◆ Dataset extract
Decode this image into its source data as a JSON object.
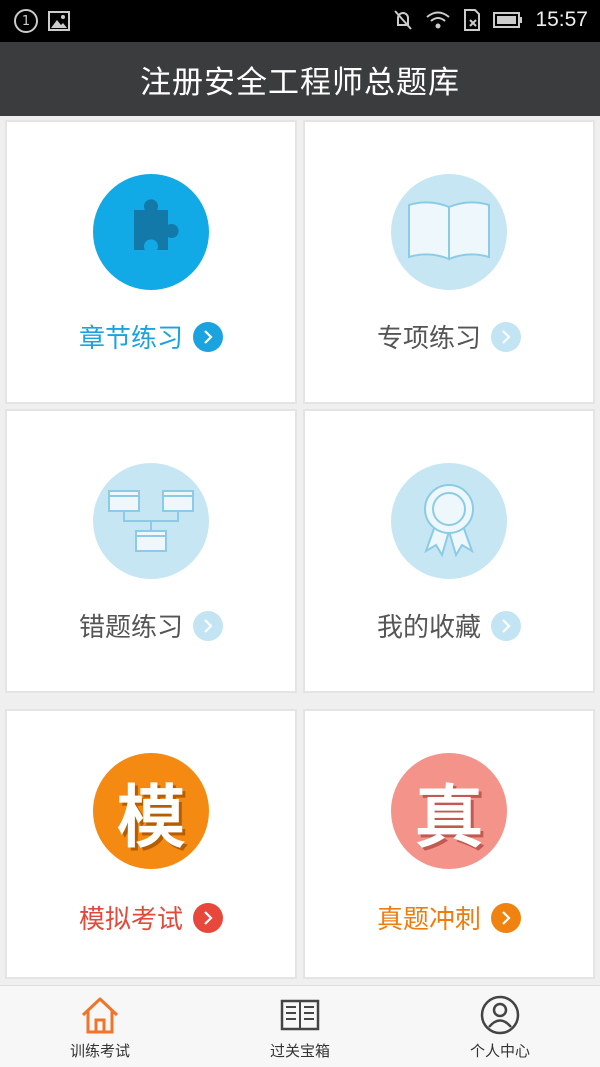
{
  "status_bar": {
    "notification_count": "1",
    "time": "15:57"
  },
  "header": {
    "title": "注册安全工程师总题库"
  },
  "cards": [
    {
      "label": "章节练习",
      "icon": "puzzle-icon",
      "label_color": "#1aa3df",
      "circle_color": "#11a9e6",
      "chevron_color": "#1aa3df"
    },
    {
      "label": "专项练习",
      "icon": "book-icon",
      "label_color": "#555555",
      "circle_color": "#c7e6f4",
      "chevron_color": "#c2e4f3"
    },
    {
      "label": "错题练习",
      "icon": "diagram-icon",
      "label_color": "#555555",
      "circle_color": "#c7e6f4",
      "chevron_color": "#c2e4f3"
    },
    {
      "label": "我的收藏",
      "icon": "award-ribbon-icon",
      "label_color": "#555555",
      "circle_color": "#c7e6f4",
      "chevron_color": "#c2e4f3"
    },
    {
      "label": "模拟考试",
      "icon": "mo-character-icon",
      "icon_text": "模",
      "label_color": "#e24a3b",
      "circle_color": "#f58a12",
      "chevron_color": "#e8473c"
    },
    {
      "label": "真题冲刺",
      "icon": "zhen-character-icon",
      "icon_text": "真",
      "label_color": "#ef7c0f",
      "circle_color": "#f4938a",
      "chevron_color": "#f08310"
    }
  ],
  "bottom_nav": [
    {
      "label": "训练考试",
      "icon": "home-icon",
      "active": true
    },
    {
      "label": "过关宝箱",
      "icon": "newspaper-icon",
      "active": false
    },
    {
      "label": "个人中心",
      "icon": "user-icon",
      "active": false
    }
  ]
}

◆ Do this
Write out all the entries again, word for word, and print no images.

◆ Result for this exercise
Decode this image into its source data as a JSON object.
{
  "status_bar": {
    "notification_count": "1",
    "time": "15:57"
  },
  "header": {
    "title": "注册安全工程师总题库"
  },
  "cards": [
    {
      "label": "章节练习",
      "icon": "puzzle-icon",
      "label_color": "#1aa3df",
      "circle_color": "#11a9e6",
      "chevron_color": "#1aa3df"
    },
    {
      "label": "专项练习",
      "icon": "book-icon",
      "label_color": "#555555",
      "circle_color": "#c7e6f4",
      "chevron_color": "#c2e4f3"
    },
    {
      "label": "错题练习",
      "icon": "diagram-icon",
      "label_color": "#555555",
      "circle_color": "#c7e6f4",
      "chevron_color": "#c2e4f3"
    },
    {
      "label": "我的收藏",
      "icon": "award-ribbon-icon",
      "label_color": "#555555",
      "circle_color": "#c7e6f4",
      "chevron_color": "#c2e4f3"
    },
    {
      "label": "模拟考试",
      "icon": "mo-character-icon",
      "icon_text": "模",
      "label_color": "#e24a3b",
      "circle_color": "#f58a12",
      "chevron_color": "#e8473c"
    },
    {
      "label": "真题冲刺",
      "icon": "zhen-character-icon",
      "icon_text": "真",
      "label_color": "#ef7c0f",
      "circle_color": "#f4938a",
      "chevron_color": "#f08310"
    }
  ],
  "bottom_nav": [
    {
      "label": "训练考试",
      "icon": "home-icon",
      "active": true
    },
    {
      "label": "过关宝箱",
      "icon": "newspaper-icon",
      "active": false
    },
    {
      "label": "个人中心",
      "icon": "user-icon",
      "active": false
    }
  ]
}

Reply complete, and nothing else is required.